- _WHAT YOU HAVE TO DO_
What is needed here is an exact copy of every entry.

- _AVAILABLE RECORDS_

################

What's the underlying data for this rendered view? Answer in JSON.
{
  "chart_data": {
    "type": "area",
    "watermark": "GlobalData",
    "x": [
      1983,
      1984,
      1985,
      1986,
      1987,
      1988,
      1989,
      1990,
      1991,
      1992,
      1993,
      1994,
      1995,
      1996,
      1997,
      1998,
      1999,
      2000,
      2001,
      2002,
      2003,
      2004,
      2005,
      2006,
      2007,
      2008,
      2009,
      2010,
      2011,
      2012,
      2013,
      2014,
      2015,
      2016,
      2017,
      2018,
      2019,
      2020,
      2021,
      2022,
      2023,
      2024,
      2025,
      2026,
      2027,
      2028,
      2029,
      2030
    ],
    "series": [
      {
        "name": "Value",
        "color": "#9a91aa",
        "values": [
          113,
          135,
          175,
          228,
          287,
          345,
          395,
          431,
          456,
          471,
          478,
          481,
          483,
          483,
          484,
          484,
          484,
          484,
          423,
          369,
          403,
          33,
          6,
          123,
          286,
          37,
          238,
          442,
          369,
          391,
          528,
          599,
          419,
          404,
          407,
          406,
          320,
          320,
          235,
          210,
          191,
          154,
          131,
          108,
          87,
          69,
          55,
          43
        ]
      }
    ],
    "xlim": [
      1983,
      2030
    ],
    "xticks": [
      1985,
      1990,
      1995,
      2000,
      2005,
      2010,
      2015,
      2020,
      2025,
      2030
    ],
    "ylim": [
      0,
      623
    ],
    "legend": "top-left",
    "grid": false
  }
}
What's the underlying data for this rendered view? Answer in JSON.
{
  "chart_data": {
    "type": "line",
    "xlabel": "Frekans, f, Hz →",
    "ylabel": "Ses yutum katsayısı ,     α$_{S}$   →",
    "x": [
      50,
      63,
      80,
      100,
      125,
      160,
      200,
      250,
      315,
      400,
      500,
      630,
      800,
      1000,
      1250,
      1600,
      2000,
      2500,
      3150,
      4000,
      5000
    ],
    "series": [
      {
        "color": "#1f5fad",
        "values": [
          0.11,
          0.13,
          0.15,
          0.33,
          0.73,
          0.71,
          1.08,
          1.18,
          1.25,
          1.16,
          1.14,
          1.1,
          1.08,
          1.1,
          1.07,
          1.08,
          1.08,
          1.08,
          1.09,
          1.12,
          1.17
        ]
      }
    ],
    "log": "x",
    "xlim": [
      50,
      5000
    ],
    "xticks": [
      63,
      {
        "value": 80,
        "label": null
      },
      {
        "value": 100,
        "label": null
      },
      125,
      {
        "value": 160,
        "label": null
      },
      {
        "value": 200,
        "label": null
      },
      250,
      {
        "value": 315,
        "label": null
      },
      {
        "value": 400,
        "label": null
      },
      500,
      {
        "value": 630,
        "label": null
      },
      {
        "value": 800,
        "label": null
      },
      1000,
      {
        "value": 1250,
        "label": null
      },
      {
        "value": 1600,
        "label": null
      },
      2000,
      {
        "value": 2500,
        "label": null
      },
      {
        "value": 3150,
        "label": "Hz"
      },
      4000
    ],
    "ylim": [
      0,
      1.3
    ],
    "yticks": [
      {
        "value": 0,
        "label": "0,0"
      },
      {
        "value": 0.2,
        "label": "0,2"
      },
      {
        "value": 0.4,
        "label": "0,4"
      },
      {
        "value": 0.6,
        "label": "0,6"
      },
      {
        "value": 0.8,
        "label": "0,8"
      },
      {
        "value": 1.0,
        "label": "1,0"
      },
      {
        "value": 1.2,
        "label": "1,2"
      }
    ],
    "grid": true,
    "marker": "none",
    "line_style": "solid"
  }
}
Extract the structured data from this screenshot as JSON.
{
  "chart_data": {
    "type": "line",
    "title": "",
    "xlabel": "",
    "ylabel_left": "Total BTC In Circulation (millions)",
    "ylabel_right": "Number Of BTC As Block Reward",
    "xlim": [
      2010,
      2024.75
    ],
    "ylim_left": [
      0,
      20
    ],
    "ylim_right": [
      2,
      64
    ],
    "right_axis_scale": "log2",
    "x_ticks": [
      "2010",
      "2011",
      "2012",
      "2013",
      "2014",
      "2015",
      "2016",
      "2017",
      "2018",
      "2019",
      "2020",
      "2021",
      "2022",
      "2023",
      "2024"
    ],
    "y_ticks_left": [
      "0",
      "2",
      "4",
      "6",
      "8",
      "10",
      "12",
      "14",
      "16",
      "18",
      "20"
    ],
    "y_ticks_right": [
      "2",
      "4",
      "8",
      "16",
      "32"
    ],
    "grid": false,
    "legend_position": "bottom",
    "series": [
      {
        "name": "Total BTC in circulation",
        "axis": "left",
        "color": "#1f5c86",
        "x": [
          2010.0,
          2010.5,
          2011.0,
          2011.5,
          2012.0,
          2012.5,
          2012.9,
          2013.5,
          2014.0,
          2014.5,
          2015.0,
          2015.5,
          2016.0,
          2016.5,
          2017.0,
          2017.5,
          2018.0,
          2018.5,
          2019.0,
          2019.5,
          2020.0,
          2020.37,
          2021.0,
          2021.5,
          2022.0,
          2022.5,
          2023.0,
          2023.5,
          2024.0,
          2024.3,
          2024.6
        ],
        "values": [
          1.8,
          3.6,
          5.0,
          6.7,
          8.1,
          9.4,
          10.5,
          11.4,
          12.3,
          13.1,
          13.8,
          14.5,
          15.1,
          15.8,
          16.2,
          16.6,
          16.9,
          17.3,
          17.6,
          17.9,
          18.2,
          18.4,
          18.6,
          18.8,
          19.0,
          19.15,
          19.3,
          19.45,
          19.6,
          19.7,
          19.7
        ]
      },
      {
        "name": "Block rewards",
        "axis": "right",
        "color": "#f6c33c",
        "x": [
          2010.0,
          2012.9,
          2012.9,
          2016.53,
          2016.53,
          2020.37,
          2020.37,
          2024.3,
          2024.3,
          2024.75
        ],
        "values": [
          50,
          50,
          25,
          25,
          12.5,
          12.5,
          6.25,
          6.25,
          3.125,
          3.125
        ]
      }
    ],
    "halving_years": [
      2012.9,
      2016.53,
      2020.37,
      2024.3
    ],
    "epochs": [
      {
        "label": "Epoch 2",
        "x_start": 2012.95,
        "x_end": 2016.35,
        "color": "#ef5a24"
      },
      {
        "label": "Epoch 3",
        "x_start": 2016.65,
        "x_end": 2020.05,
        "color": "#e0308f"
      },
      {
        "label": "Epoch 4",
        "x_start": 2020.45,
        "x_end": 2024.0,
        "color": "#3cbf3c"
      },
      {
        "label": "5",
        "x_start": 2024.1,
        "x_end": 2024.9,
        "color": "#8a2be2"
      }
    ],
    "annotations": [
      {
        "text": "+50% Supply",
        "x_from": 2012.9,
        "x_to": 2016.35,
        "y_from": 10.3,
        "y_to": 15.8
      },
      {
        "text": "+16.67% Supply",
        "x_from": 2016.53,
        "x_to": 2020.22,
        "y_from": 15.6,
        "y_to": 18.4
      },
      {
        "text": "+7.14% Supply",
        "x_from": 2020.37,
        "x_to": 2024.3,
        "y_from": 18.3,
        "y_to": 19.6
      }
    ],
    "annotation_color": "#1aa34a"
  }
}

################

- _REPLY_
What's the underlying data for this rendered view? Answer in JSON.
{
  "chart_data": {
    "type": "area",
    "watermark": "GlobalData",
    "x": [
      1983,
      1984,
      1985,
      1986,
      1987,
      1988,
      1989,
      1990,
      1991,
      1992,
      1993,
      1994,
      1995,
      1996,
      1997,
      1998,
      1999,
      2000,
      2001,
      2002,
      2003,
      2004,
      2005,
      2006,
      2007,
      2008,
      2009,
      2010,
      2011,
      2012,
      2013,
      2014,
      2015,
      2016,
      2017,
      2018,
      2019,
      2020,
      2021,
      2022,
      2023,
      2024,
      2025,
      2026,
      2027,
      2028,
      2029,
      2030
    ],
    "series": [
      {
        "name": "Value",
        "color": "#9a91aa",
        "values": [
          113,
          135,
          175,
          228,
          287,
          345,
          395,
          431,
          456,
          471,
          478,
          481,
          483,
          483,
          484,
          484,
          484,
          484,
          423,
          369,
          403,
          33,
          6,
          123,
          286,
          37,
          238,
          442,
          369,
          391,
          528,
          599,
          419,
          404,
          407,
          406,
          320,
          320,
          235,
          210,
          191,
          154,
          131,
          108,
          87,
          69,
          55,
          43
        ]
      }
    ],
    "xlim": [
      1983,
      2030
    ],
    "xticks": [
      1985,
      1990,
      1995,
      2000,
      2005,
      2010,
      2015,
      2020,
      2025,
      2030
    ],
    "ylim": [
      0,
      623
    ],
    "legend": "top-left",
    "grid": false
  }
}
What's the underlying data for this rendered view? Answer in JSON.
{
  "chart_data": {
    "type": "line",
    "xlabel": "Frekans, f, Hz →",
    "ylabel": "Ses yutum katsayısı ,     α$_{S}$   →",
    "x": [
      50,
      63,
      80,
      100,
      125,
      160,
      200,
      250,
      315,
      400,
      500,
      630,
      800,
      1000,
      1250,
      1600,
      2000,
      2500,
      3150,
      4000,
      5000
    ],
    "series": [
      {
        "color": "#1f5fad",
        "values": [
          0.11,
          0.13,
          0.15,
          0.33,
          0.73,
          0.71,
          1.08,
          1.18,
          1.25,
          1.16,
          1.14,
          1.1,
          1.08,
          1.1,
          1.07,
          1.08,
          1.08,
          1.08,
          1.09,
          1.12,
          1.17
        ]
      }
    ],
    "log": "x",
    "xlim": [
      50,
      5000
    ],
    "xticks": [
      63,
      {
        "value": 80,
        "label": null
      },
      {
        "value": 100,
        "label": null
      },
      125,
      {
        "value": 160,
        "label": null
      },
      {
        "value": 200,
        "label": null
      },
      250,
      {
        "value": 315,
        "label": null
      },
      {
        "value": 400,
        "label": null
      },
      500,
      {
        "value": 630,
        "label": null
      },
      {
        "value": 800,
        "label": null
      },
      1000,
      {
        "value": 1250,
        "label": null
      },
      {
        "value": 1600,
        "label": null
      },
      2000,
      {
        "value": 2500,
        "label": null
      },
      {
        "value": 3150,
        "label": "Hz"
      },
      4000
    ],
    "ylim": [
      0,
      1.3
    ],
    "yticks": [
      {
        "value": 0,
        "label": "0,0"
      },
      {
        "value": 0.2,
        "label": "0,2"
      },
      {
        "value": 0.4,
        "label": "0,4"
      },
      {
        "value": 0.6,
        "label": "0,6"
      },
      {
        "value": 0.8,
        "label": "0,8"
      },
      {
        "value": 1.0,
        "label": "1,0"
      },
      {
        "value": 1.2,
        "label": "1,2"
      }
    ],
    "grid": true,
    "marker": "none",
    "line_style": "solid"
  }
}
Extract the structured data from this screenshot as JSON.
{
  "chart_data": {
    "type": "line",
    "title": "",
    "xlabel": "",
    "ylabel_left": "Total BTC In Circulation (millions)",
    "ylabel_right": "Number Of BTC As Block Reward",
    "xlim": [
      2010,
      2024.75
    ],
    "ylim_left": [
      0,
      20
    ],
    "ylim_right": [
      2,
      64
    ],
    "right_axis_scale": "log2",
    "x_ticks": [
      "2010",
      "2011",
      "2012",
      "2013",
      "2014",
      "2015",
      "2016",
      "2017",
      "2018",
      "2019",
      "2020",
      "2021",
      "2022",
      "2023",
      "2024"
    ],
    "y_ticks_left": [
      "0",
      "2",
      "4",
      "6",
      "8",
      "10",
      "12",
      "14",
      "16",
      "18",
      "20"
    ],
    "y_ticks_right": [
      "2",
      "4",
      "8",
      "16",
      "32"
    ],
    "grid": false,
    "legend_position": "bottom",
    "series": [
      {
        "name": "Total BTC in circulation",
        "axis": "left",
        "color": "#1f5c86",
        "x": [
          2010.0,
          2010.5,
          2011.0,
          2011.5,
          2012.0,
          2012.5,
          2012.9,
          2013.5,
          2014.0,
          2014.5,
          2015.0,
          2015.5,
          2016.0,
          2016.5,
          2017.0,
          2017.5,
          2018.0,
          2018.5,
          2019.0,
          2019.5,
          2020.0,
          2020.37,
          2021.0,
          2021.5,
          2022.0,
          2022.5,
          2023.0,
          2023.5,
          2024.0,
          2024.3,
          2024.6
        ],
        "values": [
          1.8,
          3.6,
          5.0,
          6.7,
          8.1,
          9.4,
          10.5,
          11.4,
          12.3,
          13.1,
          13.8,
          14.5,
          15.1,
          15.8,
          16.2,
          16.6,
          16.9,
          17.3,
          17.6,
          17.9,
          18.2,
          18.4,
          18.6,
          18.8,
          19.0,
          19.15,
          19.3,
          19.45,
          19.6,
          19.7,
          19.7
        ]
      },
      {
        "name": "Block rewards",
        "axis": "right",
        "color": "#f6c33c",
        "x": [
          2010.0,
          2012.9,
          2012.9,
          2016.53,
          2016.53,
          2020.37,
          2020.37,
          2024.3,
          2024.3,
          2024.75
        ],
        "values": [
          50,
          50,
          25,
          25,
          12.5,
          12.5,
          6.25,
          6.25,
          3.125,
          3.125
        ]
      }
    ],
    "halving_years": [
      2012.9,
      2016.53,
      2020.37,
      2024.3
    ],
    "epochs": [
      {
        "label": "Epoch 2",
        "x_start": 2012.95,
        "x_end": 2016.35,
        "color": "#ef5a24"
      },
      {
        "label": "Epoch 3",
        "x_start": 2016.65,
        "x_end": 2020.05,
        "color": "#e0308f"
      },
      {
        "label": "Epoch 4",
        "x_start": 2020.45,
        "x_end": 2024.0,
        "color": "#3cbf3c"
      },
      {
        "label": "5",
        "x_start": 2024.1,
        "x_end": 2024.9,
        "color": "#8a2be2"
      }
    ],
    "annotations": [
      {
        "text": "+50% Supply",
        "x_from": 2012.9,
        "x_to": 2016.35,
        "y_from": 10.3,
        "y_to": 15.8
      },
      {
        "text": "+16.67% Supply",
        "x_from": 2016.53,
        "x_to": 2020.22,
        "y_from": 15.6,
        "y_to": 18.4
      },
      {
        "text": "+7.14% Supply",
        "x_from": 2020.37,
        "x_to": 2024.3,
        "y_from": 18.3,
        "y_to": 19.6
      }
    ],
    "annotation_color": "#1aa34a"
  }
}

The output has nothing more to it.